What you should do: Check every line of the data below for the string "八个不同的音调", and copy the ones that hold it.

Recorded data:

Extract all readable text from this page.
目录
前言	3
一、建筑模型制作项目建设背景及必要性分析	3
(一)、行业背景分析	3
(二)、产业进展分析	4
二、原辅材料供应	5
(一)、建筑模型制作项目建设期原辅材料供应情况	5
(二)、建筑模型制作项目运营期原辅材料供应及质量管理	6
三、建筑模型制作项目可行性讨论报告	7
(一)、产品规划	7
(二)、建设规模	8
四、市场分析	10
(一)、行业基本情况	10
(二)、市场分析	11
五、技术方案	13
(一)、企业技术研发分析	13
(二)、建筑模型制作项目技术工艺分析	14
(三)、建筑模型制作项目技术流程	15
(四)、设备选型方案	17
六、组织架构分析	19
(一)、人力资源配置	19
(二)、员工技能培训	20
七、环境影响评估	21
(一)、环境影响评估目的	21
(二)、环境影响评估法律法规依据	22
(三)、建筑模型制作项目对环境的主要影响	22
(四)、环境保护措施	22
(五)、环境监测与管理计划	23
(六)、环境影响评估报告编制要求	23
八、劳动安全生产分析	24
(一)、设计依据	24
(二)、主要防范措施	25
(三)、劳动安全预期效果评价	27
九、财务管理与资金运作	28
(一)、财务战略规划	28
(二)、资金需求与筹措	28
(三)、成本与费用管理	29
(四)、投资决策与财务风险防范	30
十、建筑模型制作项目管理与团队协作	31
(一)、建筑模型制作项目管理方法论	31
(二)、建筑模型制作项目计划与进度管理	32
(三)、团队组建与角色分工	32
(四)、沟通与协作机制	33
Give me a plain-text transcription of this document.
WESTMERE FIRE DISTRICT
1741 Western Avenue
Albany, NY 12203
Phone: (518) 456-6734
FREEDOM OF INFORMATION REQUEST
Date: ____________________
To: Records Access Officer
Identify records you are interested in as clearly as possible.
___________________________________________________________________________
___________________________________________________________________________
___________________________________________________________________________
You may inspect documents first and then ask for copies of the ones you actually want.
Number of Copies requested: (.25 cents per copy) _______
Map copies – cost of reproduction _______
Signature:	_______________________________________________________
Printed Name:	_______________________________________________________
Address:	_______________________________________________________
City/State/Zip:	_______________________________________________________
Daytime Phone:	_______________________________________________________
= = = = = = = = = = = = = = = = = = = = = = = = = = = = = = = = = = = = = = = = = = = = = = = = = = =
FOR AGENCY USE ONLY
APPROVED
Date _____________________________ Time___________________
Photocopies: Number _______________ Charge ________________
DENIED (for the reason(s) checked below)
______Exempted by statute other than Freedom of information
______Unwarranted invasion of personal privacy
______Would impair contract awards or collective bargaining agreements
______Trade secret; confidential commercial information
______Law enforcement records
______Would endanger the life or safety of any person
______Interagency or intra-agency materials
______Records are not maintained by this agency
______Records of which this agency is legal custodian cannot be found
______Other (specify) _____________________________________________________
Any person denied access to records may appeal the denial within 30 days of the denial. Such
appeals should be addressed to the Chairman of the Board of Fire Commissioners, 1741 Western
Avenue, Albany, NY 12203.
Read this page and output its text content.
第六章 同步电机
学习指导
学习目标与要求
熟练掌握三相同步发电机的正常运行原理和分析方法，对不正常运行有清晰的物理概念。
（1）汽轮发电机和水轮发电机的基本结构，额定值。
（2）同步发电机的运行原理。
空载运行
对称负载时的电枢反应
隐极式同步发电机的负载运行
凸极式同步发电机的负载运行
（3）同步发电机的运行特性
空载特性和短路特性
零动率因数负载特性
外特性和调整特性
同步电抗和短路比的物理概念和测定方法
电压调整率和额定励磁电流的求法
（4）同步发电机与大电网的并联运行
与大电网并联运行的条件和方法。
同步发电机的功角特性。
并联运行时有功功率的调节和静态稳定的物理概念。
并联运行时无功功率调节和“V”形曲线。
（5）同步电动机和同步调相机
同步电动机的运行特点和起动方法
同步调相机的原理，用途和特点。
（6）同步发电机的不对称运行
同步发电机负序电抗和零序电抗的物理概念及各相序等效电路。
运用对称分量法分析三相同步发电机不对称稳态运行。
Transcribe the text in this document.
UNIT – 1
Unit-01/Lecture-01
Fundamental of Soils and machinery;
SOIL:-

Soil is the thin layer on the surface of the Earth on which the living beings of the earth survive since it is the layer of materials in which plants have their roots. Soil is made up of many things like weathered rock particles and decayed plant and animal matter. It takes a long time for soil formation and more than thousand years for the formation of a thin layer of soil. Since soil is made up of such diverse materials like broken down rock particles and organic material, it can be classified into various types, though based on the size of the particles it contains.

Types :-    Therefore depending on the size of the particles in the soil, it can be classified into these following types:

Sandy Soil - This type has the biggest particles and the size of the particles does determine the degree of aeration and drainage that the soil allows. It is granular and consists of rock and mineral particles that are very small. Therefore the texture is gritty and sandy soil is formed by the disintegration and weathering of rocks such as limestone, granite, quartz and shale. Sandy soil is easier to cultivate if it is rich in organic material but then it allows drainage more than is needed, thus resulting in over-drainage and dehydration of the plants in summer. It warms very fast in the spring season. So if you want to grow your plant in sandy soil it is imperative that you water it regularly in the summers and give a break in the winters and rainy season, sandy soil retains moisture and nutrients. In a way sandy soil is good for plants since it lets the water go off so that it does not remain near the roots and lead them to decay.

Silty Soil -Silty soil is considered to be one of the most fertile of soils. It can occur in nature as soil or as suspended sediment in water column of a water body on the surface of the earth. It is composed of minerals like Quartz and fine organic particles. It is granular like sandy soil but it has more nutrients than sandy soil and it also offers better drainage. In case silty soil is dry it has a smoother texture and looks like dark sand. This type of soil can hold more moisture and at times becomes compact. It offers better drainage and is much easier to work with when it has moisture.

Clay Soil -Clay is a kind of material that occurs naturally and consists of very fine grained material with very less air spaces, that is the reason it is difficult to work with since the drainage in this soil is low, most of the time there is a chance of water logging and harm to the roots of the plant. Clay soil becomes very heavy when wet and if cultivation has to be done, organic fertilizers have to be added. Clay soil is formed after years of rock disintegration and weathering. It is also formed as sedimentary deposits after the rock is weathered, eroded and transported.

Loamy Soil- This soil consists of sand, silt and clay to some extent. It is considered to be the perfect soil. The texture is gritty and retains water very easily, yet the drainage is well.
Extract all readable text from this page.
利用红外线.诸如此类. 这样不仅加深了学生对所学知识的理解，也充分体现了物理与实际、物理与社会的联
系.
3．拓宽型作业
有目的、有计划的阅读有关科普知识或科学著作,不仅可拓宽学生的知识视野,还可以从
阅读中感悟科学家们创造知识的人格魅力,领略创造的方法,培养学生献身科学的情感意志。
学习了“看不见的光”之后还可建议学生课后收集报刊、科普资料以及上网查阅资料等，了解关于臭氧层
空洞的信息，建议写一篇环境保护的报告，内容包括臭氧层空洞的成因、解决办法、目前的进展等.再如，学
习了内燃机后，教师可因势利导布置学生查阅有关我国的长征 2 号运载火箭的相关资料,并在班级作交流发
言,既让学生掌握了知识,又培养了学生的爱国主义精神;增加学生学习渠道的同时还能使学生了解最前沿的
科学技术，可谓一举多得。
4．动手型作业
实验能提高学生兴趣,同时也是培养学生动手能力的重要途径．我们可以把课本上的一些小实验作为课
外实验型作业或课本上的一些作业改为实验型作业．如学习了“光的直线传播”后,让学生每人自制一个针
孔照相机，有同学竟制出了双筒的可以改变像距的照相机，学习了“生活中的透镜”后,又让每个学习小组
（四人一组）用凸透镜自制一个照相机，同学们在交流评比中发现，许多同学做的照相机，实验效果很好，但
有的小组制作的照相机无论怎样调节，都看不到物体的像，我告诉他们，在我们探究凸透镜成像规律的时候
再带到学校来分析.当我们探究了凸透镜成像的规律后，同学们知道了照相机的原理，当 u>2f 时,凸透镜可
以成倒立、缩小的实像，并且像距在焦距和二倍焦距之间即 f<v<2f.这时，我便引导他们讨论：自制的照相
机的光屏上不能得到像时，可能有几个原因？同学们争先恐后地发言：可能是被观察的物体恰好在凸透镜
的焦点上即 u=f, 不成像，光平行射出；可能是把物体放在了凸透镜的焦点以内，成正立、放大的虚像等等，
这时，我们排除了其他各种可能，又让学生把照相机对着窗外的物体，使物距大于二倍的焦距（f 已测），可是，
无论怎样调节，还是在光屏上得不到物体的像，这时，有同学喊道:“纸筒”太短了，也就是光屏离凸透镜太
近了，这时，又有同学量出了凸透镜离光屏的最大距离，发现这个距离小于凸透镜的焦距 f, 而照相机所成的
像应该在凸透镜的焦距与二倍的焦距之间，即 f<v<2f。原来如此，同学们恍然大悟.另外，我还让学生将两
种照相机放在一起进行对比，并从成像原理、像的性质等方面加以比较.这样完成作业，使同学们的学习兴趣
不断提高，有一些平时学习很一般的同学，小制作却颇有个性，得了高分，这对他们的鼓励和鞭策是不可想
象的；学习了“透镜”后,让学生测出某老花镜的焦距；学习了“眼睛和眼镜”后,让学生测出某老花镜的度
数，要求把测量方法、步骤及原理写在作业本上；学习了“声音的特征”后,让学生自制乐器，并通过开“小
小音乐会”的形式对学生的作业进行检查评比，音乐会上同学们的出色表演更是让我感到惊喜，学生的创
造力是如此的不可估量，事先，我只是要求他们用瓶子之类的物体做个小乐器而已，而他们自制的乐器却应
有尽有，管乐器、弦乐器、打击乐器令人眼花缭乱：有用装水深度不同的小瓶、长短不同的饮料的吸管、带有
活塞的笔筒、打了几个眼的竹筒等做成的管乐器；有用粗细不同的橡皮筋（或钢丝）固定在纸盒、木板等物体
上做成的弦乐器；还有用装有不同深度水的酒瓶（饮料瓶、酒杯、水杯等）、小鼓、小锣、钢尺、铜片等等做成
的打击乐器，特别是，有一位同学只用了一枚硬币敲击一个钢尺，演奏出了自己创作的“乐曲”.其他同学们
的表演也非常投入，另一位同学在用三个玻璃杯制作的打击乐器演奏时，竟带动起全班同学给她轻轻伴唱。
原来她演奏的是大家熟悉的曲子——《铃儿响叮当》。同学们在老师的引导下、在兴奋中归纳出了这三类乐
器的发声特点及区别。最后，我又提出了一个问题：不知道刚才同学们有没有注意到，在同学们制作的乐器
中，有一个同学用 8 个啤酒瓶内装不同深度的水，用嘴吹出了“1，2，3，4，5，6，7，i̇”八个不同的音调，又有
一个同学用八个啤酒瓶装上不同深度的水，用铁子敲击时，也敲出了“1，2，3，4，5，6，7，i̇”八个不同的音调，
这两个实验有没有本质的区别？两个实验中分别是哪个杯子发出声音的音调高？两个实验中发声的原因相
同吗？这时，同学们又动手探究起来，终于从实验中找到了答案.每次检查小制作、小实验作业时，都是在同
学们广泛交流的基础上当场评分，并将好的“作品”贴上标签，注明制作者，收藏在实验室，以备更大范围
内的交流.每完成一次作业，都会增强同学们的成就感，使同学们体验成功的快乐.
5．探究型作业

The answer:
中，有一个同学用 8 个啤酒瓶内装不同深度的水，用嘴吹出了“1，2，3，4，5，6，7，i̇”八个不同的音调，又有
一个同学用八个啤酒瓶装上不同深度的水，用铁子敲击时，也敲出了“1，2，3，4，5，6，7，i̇”八个不同的音调，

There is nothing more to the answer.